» Your goal
The listing below should be copied in full, word for word.

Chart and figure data

-- -- --

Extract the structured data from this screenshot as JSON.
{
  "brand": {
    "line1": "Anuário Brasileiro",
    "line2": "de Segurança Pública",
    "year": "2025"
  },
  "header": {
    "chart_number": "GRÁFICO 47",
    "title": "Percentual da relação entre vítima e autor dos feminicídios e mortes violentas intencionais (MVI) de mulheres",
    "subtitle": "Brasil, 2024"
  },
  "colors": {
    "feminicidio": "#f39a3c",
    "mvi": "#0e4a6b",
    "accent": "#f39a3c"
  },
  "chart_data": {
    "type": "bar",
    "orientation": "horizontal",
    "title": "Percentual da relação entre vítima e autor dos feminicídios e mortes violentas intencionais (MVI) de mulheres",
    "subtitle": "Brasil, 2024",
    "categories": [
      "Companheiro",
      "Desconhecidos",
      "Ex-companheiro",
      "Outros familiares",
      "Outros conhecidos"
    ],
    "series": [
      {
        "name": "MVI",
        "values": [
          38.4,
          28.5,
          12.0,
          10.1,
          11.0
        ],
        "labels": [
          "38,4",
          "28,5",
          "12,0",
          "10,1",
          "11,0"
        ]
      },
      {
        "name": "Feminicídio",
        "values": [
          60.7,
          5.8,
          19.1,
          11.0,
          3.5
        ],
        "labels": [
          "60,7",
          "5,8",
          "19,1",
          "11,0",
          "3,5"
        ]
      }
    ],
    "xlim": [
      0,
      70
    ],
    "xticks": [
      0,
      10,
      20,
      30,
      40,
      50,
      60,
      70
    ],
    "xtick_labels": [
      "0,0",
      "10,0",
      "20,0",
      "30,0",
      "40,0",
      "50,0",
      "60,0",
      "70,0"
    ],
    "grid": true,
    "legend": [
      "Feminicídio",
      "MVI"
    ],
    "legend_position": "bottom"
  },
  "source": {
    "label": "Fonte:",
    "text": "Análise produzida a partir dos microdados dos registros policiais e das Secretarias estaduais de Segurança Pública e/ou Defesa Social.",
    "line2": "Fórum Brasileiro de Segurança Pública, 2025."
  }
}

-- -- --

» Exercise result
Extract the structured data from this screenshot as JSON.
{
  "brand": {
    "line1": "Anuário Brasileiro",
    "line2": "de Segurança Pública",
    "year": "2025"
  },
  "header": {
    "chart_number": "GRÁFICO 47",
    "title": "Percentual da relação entre vítima e autor dos feminicídios e mortes violentas intencionais (MVI) de mulheres",
    "subtitle": "Brasil, 2024"
  },
  "colors": {
    "feminicidio": "#f39a3c",
    "mvi": "#0e4a6b",
    "accent": "#f39a3c"
  },
  "chart_data": {
    "type": "bar",
    "orientation": "horizontal",
    "title": "Percentual da relação entre vítima e autor dos feminicídios e mortes violentas intencionais (MVI) de mulheres",
    "subtitle": "Brasil, 2024",
    "categories": [
      "Companheiro",
      "Desconhecidos",
      "Ex-companheiro",
      "Outros familiares",
      "Outros conhecidos"
    ],
    "series": [
      {
        "name": "MVI",
        "values": [
          38.4,
          28.5,
          12.0,
          10.1,
          11.0
        ],
        "labels": [
          "38,4",
          "28,5",
          "12,0",
          "10,1",
          "11,0"
        ]
      },
      {
        "name": "Feminicídio",
        "values": [
          60.7,
          5.8,
          19.1,
          11.0,
          3.5
        ],
        "labels": [
          "60,7",
          "5,8",
          "19,1",
          "11,0",
          "3,5"
        ]
      }
    ],
    "xlim": [
      0,
      70
    ],
    "xticks": [
      0,
      10,
      20,
      30,
      40,
      50,
      60,
      70
    ],
    "xtick_labels": [
      "0,0",
      "10,0",
      "20,0",
      "30,0",
      "40,0",
      "50,0",
      "60,0",
      "70,0"
    ],
    "grid": true,
    "legend": [
      "Feminicídio",
      "MVI"
    ],
    "legend_position": "bottom"
  },
  "source": {
    "label": "Fonte:",
    "text": "Análise produzida a partir dos microdados dos registros policiais e das Secretarias estaduais de Segurança Pública e/ou Defesa Social.",
    "line2": "Fórum Brasileiro de Segurança Pública, 2025."
  }
}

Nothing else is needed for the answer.